→ Exercise aim: Write out the data below in full, unchanged, minus the images.

** START OF Supplied material **

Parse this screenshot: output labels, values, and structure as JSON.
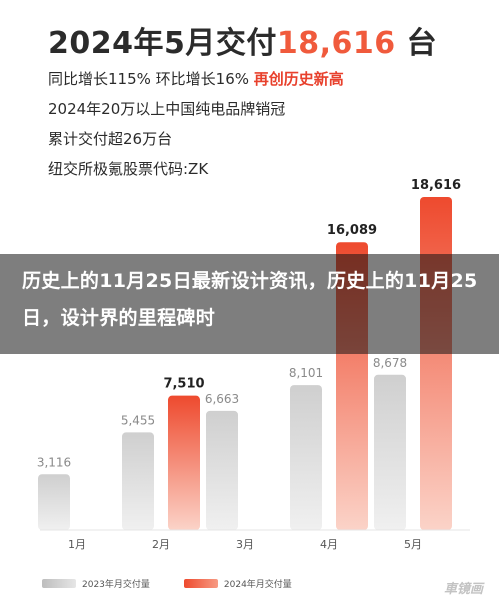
{
  "header": {
    "title_prefix": "2024年5月交付",
    "title_value": "18,616",
    "title_suffix": " 台",
    "line1_text": "同比增长115% 环比增长16% ",
    "line1_highlight": "再创历史新高",
    "line2": "2024年20万以上中国纯电品牌销冠",
    "line3": "累计交付超26万台",
    "line4": "纽交所极氪股票代码:ZK"
  },
  "overlay": {
    "text": "历史上的11月25日最新设计资讯，历史上的11月25日，设计界的里程碑时"
  },
  "watermark": "車镜画",
  "colors": {
    "series_2023": "#d4d4d4",
    "series_2024": "#ef5a3a",
    "accent": "#f05a3c"
  },
  "chart_data": {
    "type": "bar",
    "categories": [
      "1月",
      "2月",
      "3月",
      "4月",
      "5月"
    ],
    "series": [
      {
        "name": "2023年月交付量",
        "values": [
          3116,
          5455,
          6663,
          8101,
          8678
        ]
      },
      {
        "name": "2024年月交付量",
        "values": [
          null,
          7510,
          null,
          16089,
          18616
        ]
      }
    ],
    "data_labels": [
      [
        "3,116",
        "5,455",
        "6,663",
        "8,101",
        "8,678"
      ],
      [
        "",
        "7,510",
        "",
        "16,089",
        "18,616"
      ]
    ],
    "title": "",
    "xlabel": "",
    "ylabel": "",
    "ylim": [
      0,
      18616
    ],
    "grid": false,
    "legend": "bottom-left"
  }
}
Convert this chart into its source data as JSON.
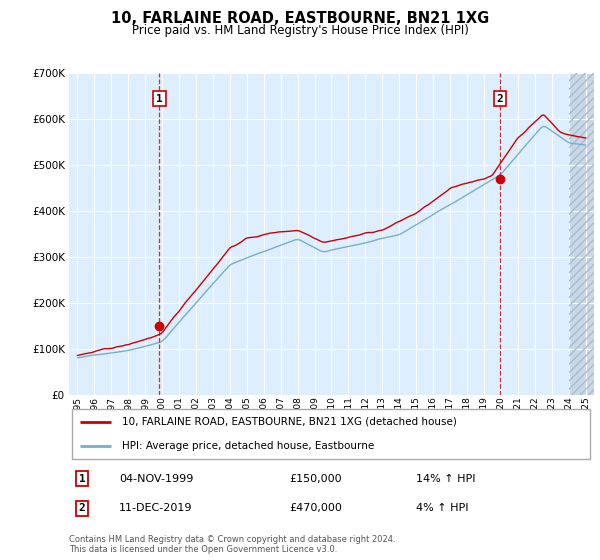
{
  "title": "10, FARLAINE ROAD, EASTBOURNE, BN21 1XG",
  "subtitle": "Price paid vs. HM Land Registry's House Price Index (HPI)",
  "legend_line1": "10, FARLAINE ROAD, EASTBOURNE, BN21 1XG (detached house)",
  "legend_line2": "HPI: Average price, detached house, Eastbourne",
  "annotation1_date": "04-NOV-1999",
  "annotation1_price": "£150,000",
  "annotation1_hpi": "14% ↑ HPI",
  "annotation2_date": "11-DEC-2019",
  "annotation2_price": "£470,000",
  "annotation2_hpi": "4% ↑ HPI",
  "footnote": "Contains HM Land Registry data © Crown copyright and database right 2024.\nThis data is licensed under the Open Government Licence v3.0.",
  "sale1_year": 1999.84,
  "sale1_value": 150000,
  "sale2_year": 2019.94,
  "sale2_value": 470000,
  "red_color": "#cc0000",
  "blue_color": "#7aadcc",
  "bg_plot": "#ddeeff",
  "grid_color": "#ffffff",
  "ylim_min": 0,
  "ylim_max": 700000,
  "xlim_min": 1994.5,
  "xlim_max": 2025.5
}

** END OF Supplied material **

→ Exercise output:
Parse this screenshot: output labels, values, and structure as JSON.
{
  "header": {
    "title_prefix": "2024年5月交付",
    "title_value": "18,616",
    "title_suffix": " 台",
    "line1_text": "同比增长115% 环比增长16% ",
    "line1_highlight": "再创历史新高",
    "line2": "2024年20万以上中国纯电品牌销冠",
    "line3": "累计交付超26万台",
    "line4": "纽交所极氪股票代码:ZK"
  },
  "overlay": {
    "text": "历史上的11月25日最新设计资讯，历史上的11月25日，设计界的里程碑时"
  },
  "watermark": "車镜画",
  "colors": {
    "series_2023": "#d4d4d4",
    "series_2024": "#ef5a3a",
    "accent": "#f05a3c"
  },
  "chart_data": {
    "type": "bar",
    "categories": [
      "1月",
      "2月",
      "3月",
      "4月",
      "5月"
    ],
    "series": [
      {
        "name": "2023年月交付量",
        "values": [
          3116,
          5455,
          6663,
          8101,
          8678
        ]
      },
      {
        "name": "2024年月交付量",
        "values": [
          null,
          7510,
          null,
          16089,
          18616
        ]
      }
    ],
    "data_labels": [
      [
        "3,116",
        "5,455",
        "6,663",
        "8,101",
        "8,678"
      ],
      [
        "",
        "7,510",
        "",
        "16,089",
        "18,616"
      ]
    ],
    "title": "",
    "xlabel": "",
    "ylabel": "",
    "ylim": [
      0,
      18616
    ],
    "grid": false,
    "legend": "bottom-left"
  }
}
Convert this chart into its source data as JSON.
{
  "title": "10, FARLAINE ROAD, EASTBOURNE, BN21 1XG",
  "subtitle": "Price paid vs. HM Land Registry's House Price Index (HPI)",
  "legend_line1": "10, FARLAINE ROAD, EASTBOURNE, BN21 1XG (detached house)",
  "legend_line2": "HPI: Average price, detached house, Eastbourne",
  "annotation1_date": "04-NOV-1999",
  "annotation1_price": "£150,000",
  "annotation1_hpi": "14% ↑ HPI",
  "annotation2_date": "11-DEC-2019",
  "annotation2_price": "£470,000",
  "annotation2_hpi": "4% ↑ HPI",
  "footnote": "Contains HM Land Registry data © Crown copyright and database right 2024.\nThis data is licensed under the Open Government Licence v3.0.",
  "sale1_year": 1999.84,
  "sale1_value": 150000,
  "sale2_year": 2019.94,
  "sale2_value": 470000,
  "red_color": "#cc0000",
  "blue_color": "#7aadcc",
  "bg_plot": "#ddeeff",
  "grid_color": "#ffffff",
  "ylim_min": 0,
  "ylim_max": 700000,
  "xlim_min": 1994.5,
  "xlim_max": 2025.5
}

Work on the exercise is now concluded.